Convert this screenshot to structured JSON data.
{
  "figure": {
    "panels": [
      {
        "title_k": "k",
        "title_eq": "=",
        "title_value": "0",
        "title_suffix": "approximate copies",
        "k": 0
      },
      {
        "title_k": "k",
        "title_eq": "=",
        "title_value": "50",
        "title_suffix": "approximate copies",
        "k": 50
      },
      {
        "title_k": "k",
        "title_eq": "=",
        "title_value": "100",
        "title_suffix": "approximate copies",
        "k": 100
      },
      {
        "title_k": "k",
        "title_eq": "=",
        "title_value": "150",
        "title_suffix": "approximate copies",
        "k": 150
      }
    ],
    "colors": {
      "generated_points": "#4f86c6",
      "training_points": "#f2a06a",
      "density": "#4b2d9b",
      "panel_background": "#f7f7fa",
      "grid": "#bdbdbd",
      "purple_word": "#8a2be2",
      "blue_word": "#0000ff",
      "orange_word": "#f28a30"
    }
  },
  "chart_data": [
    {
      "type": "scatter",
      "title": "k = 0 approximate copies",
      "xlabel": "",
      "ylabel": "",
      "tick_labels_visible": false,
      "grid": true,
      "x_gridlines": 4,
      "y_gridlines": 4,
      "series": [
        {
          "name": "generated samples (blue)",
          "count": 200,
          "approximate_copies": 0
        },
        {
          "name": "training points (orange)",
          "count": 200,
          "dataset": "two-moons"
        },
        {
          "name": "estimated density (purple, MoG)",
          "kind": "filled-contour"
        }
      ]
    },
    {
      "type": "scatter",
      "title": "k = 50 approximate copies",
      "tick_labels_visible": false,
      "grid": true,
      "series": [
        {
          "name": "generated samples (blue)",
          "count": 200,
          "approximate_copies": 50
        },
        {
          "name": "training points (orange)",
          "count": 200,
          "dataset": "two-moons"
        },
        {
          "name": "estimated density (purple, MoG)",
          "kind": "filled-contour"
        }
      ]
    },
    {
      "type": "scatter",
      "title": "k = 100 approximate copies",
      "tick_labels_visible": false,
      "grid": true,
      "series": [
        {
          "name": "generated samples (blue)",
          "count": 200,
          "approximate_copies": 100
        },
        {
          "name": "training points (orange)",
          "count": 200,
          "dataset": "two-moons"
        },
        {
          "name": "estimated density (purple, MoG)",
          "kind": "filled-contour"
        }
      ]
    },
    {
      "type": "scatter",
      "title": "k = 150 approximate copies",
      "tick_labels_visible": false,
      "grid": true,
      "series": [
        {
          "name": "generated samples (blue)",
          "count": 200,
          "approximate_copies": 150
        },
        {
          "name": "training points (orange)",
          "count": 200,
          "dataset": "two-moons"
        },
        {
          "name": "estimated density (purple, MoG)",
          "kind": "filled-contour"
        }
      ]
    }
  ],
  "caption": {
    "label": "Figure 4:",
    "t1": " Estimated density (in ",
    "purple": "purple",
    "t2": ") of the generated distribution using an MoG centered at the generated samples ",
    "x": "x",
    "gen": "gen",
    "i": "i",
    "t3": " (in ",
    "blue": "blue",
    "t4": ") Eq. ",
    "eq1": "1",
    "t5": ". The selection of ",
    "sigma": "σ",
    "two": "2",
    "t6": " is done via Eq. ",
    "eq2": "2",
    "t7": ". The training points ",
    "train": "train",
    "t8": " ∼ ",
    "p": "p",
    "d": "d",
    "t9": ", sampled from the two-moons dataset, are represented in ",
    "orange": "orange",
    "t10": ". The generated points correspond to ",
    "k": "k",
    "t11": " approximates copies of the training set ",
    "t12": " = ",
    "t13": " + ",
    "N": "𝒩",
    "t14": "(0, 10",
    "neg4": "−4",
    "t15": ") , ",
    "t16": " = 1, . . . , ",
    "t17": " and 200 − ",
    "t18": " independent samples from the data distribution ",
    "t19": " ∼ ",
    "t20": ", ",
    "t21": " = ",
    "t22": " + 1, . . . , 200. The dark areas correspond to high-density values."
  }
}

**WRITTEN EXERCISE:** Type out the entries again, word for word.

**PROBLEM SOLUTION:**
Convert this screenshot to structured JSON data.
{
  "figure": {
    "panels": [
      {
        "title_k": "k",
        "title_eq": "=",
        "title_value": "0",
        "title_suffix": "approximate copies",
        "k": 0
      },
      {
        "title_k": "k",
        "title_eq": "=",
        "title_value": "50",
        "title_suffix": "approximate copies",
        "k": 50
      },
      {
        "title_k": "k",
        "title_eq": "=",
        "title_value": "100",
        "title_suffix": "approximate copies",
        "k": 100
      },
      {
        "title_k": "k",
        "title_eq": "=",
        "title_value": "150",
        "title_suffix": "approximate copies",
        "k": 150
      }
    ],
    "colors": {
      "generated_points": "#4f86c6",
      "training_points": "#f2a06a",
      "density": "#4b2d9b",
      "panel_background": "#f7f7fa",
      "grid": "#bdbdbd",
      "purple_word": "#8a2be2",
      "blue_word": "#0000ff",
      "orange_word": "#f28a30"
    }
  },
  "chart_data": [
    {
      "type": "scatter",
      "title": "k = 0 approximate copies",
      "xlabel": "",
      "ylabel": "",
      "tick_labels_visible": false,
      "grid": true,
      "x_gridlines": 4,
      "y_gridlines": 4,
      "series": [
        {
          "name": "generated samples (blue)",
          "count": 200,
          "approximate_copies": 0
        },
        {
          "name": "training points (orange)",
          "count": 200,
          "dataset": "two-moons"
        },
        {
          "name": "estimated density (purple, MoG)",
          "kind": "filled-contour"
        }
      ]
    },
    {
      "type": "scatter",
      "title": "k = 50 approximate copies",
      "tick_labels_visible": false,
      "grid": true,
      "series": [
        {
          "name": "generated samples (blue)",
          "count": 200,
          "approximate_copies": 50
        },
        {
          "name": "training points (orange)",
          "count": 200,
          "dataset": "two-moons"
        },
        {
          "name": "estimated density (purple, MoG)",
          "kind": "filled-contour"
        }
      ]
    },
    {
      "type": "scatter",
      "title": "k = 100 approximate copies",
      "tick_labels_visible": false,
      "grid": true,
      "series": [
        {
          "name": "generated samples (blue)",
          "count": 200,
          "approximate_copies": 100
        },
        {
          "name": "training points (orange)",
          "count": 200,
          "dataset": "two-moons"
        },
        {
          "name": "estimated density (purple, MoG)",
          "kind": "filled-contour"
        }
      ]
    },
    {
      "type": "scatter",
      "title": "k = 150 approximate copies",
      "tick_labels_visible": false,
      "grid": true,
      "series": [
        {
          "name": "generated samples (blue)",
          "count": 200,
          "approximate_copies": 150
        },
        {
          "name": "training points (orange)",
          "count": 200,
          "dataset": "two-moons"
        },
        {
          "name": "estimated density (purple, MoG)",
          "kind": "filled-contour"
        }
      ]
    }
  ],
  "caption": {
    "label": "Figure 4:",
    "t1": " Estimated density (in ",
    "purple": "purple",
    "t2": ") of the generated distribution using an MoG centered at the generated samples ",
    "x": "x",
    "gen": "gen",
    "i": "i",
    "t3": " (in ",
    "blue": "blue",
    "t4": ") Eq. ",
    "eq1": "1",
    "t5": ". The selection of ",
    "sigma": "σ",
    "two": "2",
    "t6": " is done via Eq. ",
    "eq2": "2",
    "t7": ". The training points ",
    "train": "train",
    "t8": " ∼ ",
    "p": "p",
    "d": "d",
    "t9": ", sampled from the two-moons dataset, are represented in ",
    "orange": "orange",
    "t10": ". The generated points correspond to ",
    "k": "k",
    "t11": " approximates copies of the training set ",
    "t12": " = ",
    "t13": " + ",
    "N": "𝒩",
    "t14": "(0, 10",
    "neg4": "−4",
    "t15": ") , ",
    "t16": " = 1, . . . , ",
    "t17": " and 200 − ",
    "t18": " independent samples from the data distribution ",
    "t19": " ∼ ",
    "t20": ", ",
    "t21": " = ",
    "t22": " + 1, . . . , 200. The dark areas correspond to high-density values."
  }
}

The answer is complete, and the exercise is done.